TO BE DONE:
Can you recast the stretch of the listing from the line containing "data-point [401,174,408,181]" through the line containing "data-point [179,292,186,299]" as a Markdown table with the columns Row and Line, omitting any blank lines?

(Visual layout annotation data)
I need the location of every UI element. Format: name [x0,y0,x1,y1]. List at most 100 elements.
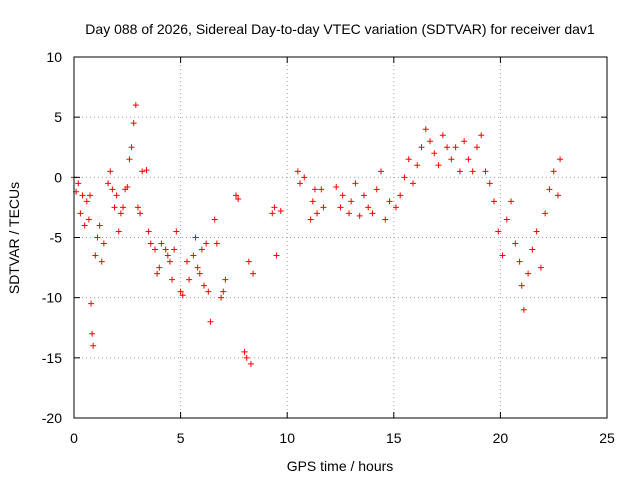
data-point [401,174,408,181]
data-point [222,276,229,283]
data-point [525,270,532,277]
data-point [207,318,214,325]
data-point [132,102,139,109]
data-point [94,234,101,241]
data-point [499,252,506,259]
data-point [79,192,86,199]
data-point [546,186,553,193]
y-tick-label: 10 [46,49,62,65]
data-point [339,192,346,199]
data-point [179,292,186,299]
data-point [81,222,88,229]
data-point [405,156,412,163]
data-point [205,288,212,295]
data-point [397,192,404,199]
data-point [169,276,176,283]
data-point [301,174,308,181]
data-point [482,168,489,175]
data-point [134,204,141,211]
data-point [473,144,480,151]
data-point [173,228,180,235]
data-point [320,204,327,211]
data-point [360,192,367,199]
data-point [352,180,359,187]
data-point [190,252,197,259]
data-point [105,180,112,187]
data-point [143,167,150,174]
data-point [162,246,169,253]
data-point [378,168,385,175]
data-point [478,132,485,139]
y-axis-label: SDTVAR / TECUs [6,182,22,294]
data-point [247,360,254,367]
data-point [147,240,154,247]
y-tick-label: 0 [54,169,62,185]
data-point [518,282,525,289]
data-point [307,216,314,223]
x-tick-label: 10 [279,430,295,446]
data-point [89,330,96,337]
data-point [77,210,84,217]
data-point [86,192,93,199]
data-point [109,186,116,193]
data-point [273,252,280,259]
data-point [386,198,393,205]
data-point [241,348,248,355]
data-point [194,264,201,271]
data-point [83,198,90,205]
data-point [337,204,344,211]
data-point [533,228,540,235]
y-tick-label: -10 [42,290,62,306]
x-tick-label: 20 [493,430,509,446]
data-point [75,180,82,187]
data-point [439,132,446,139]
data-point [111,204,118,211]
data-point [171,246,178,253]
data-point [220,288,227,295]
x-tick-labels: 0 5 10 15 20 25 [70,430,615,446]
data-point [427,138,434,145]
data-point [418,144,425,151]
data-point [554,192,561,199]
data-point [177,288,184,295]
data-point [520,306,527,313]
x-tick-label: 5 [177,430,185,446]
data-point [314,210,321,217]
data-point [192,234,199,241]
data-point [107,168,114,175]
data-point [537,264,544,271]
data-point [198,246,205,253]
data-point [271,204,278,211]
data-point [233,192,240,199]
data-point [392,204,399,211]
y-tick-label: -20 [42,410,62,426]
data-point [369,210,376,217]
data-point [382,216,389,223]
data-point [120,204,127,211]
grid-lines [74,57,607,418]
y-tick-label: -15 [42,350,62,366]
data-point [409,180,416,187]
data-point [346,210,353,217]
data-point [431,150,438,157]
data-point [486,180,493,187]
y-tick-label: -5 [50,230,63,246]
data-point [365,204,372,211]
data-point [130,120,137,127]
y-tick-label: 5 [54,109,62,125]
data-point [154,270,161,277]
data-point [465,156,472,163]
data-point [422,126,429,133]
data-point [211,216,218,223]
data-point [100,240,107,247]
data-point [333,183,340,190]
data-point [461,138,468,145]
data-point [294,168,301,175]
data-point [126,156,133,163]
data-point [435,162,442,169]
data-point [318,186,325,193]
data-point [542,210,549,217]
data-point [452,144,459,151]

RESULT OF THE TASK:
| Row | Line |
|---|---|
| 1 | data-point [401,174,408,181] |
| 2 | data-point [222,276,229,283] |
| 3 | data-point [525,270,532,277] |
| 4 | data-point [207,318,214,325] |
| 5 | data-point [132,102,139,109] |
| 6 | data-point [94,234,101,241] |
| 7 | data-point [499,252,506,259] |
| 8 | data-point [79,192,86,199] |
| 9 | data-point [546,186,553,193] |
| 10 | y-tick-label: 10 [46,49,62,65] |
| 11 | data-point [339,192,346,199] |
| 12 | data-point [179,292,186,299] |